▶ **Required task**:
Search the data below for "image"; list each line that holds it.

▶ **Records for the task**:
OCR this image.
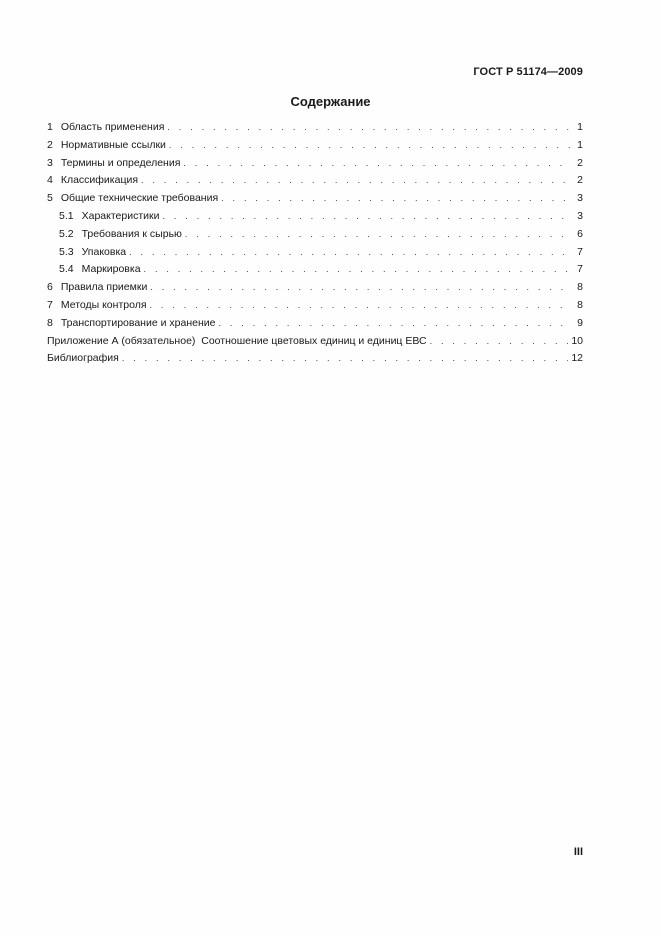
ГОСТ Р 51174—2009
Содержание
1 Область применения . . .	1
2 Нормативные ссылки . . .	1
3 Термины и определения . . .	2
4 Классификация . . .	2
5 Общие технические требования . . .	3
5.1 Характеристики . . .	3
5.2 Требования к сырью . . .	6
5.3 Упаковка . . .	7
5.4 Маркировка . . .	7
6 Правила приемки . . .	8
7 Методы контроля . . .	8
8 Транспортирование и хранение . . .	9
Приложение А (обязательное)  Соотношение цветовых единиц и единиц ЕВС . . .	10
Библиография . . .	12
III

==

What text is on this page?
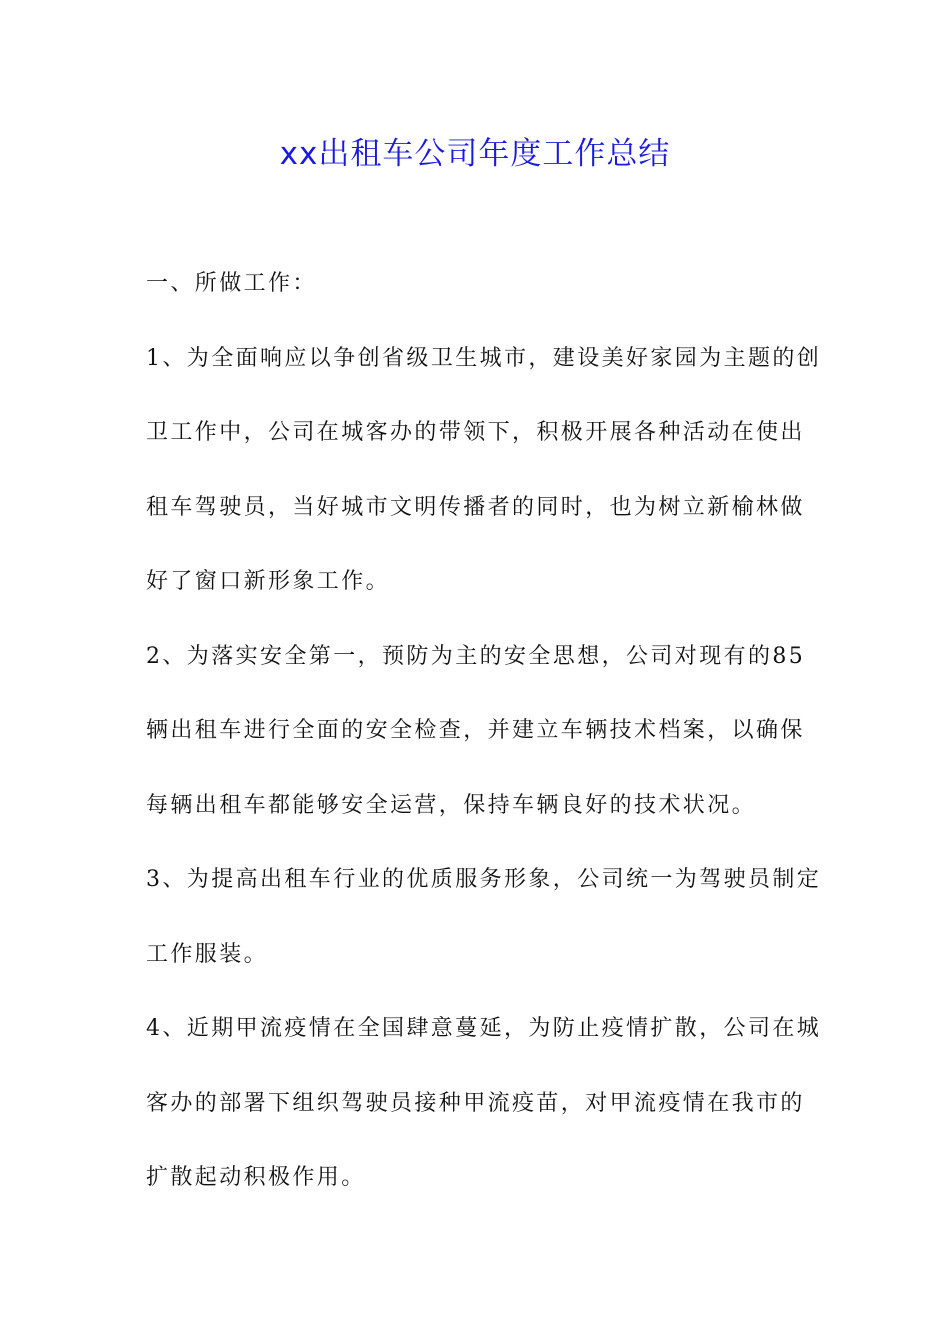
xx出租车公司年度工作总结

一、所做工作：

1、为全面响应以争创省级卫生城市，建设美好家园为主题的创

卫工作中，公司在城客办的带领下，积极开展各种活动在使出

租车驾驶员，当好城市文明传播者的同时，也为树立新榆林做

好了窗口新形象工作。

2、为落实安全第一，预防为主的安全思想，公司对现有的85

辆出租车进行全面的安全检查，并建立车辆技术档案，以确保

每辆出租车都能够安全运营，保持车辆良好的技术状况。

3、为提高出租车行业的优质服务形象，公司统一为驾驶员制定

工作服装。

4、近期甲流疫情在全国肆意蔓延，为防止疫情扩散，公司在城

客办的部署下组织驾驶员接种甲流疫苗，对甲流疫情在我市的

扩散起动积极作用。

* * *

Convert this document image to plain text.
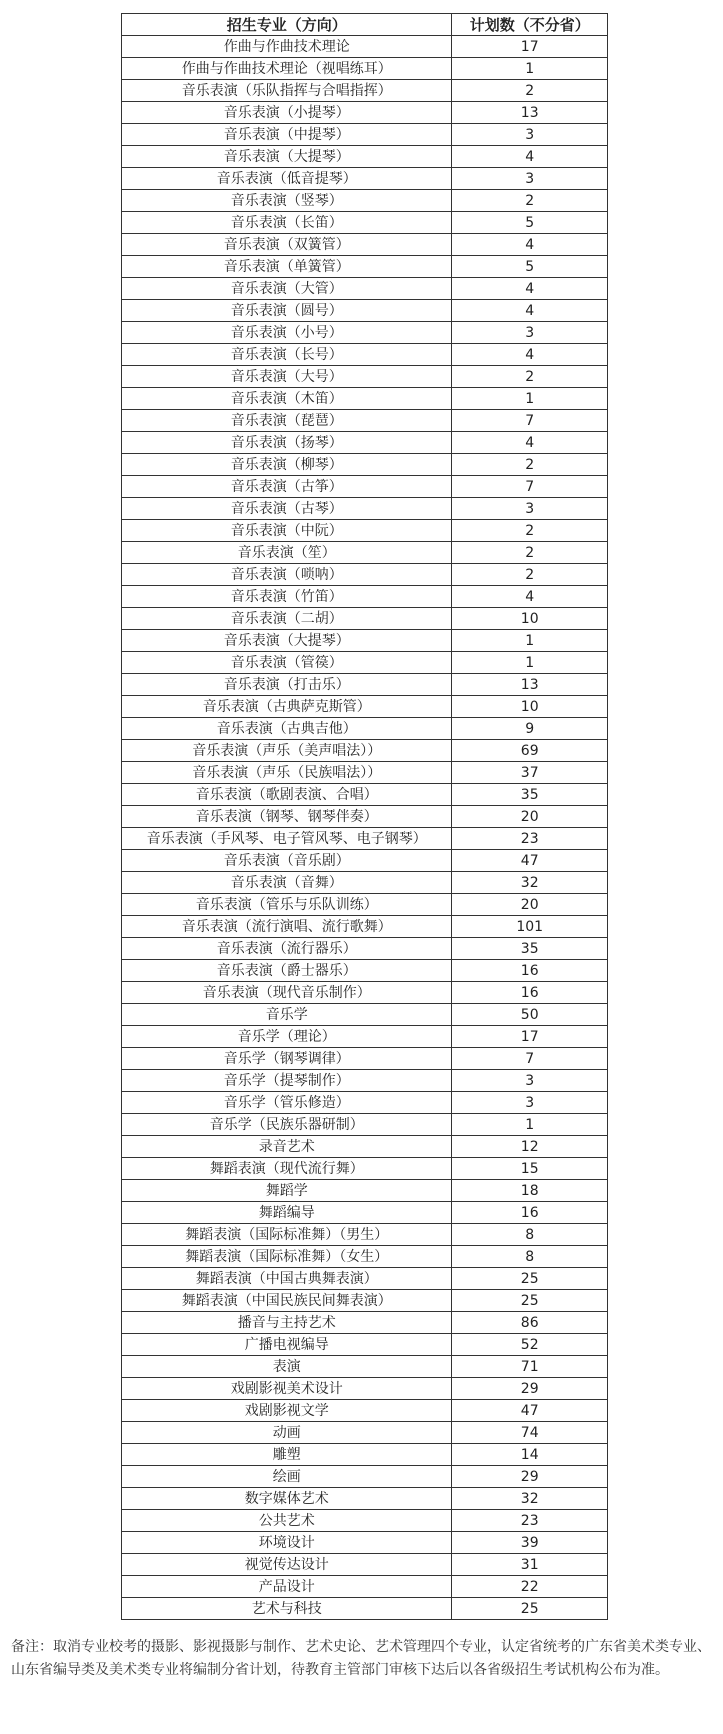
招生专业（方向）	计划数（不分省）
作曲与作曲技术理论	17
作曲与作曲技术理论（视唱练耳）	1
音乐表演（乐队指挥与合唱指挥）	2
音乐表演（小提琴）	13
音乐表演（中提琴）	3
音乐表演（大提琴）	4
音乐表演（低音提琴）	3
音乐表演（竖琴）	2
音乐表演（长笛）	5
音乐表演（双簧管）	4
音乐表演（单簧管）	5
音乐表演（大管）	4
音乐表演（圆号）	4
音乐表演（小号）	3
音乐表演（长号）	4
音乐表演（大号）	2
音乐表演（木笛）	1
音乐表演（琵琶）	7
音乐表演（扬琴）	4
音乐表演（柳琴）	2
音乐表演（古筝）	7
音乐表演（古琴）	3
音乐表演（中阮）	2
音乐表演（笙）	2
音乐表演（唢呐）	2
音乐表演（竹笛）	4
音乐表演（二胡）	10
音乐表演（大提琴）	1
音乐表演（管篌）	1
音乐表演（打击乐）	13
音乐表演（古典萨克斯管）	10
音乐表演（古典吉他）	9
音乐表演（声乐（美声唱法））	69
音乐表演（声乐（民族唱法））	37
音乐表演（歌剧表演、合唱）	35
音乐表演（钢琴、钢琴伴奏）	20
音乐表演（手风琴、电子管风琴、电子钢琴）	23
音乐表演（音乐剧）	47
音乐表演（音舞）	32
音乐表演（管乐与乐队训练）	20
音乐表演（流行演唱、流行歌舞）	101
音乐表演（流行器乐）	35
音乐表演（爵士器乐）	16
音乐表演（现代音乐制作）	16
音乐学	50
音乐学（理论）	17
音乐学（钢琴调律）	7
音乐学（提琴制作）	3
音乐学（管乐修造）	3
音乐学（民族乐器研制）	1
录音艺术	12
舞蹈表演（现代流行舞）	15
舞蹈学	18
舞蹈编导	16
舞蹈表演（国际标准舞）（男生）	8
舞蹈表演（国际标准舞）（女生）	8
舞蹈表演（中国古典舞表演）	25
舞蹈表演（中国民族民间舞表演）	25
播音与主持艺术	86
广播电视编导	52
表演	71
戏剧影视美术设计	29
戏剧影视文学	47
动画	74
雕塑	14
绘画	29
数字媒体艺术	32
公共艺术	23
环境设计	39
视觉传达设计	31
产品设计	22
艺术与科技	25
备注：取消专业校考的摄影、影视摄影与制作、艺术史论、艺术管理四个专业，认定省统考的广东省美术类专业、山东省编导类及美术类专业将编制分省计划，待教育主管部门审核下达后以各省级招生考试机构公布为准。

▶ **Result**:
OCR this image.
Convert this document image to plain text.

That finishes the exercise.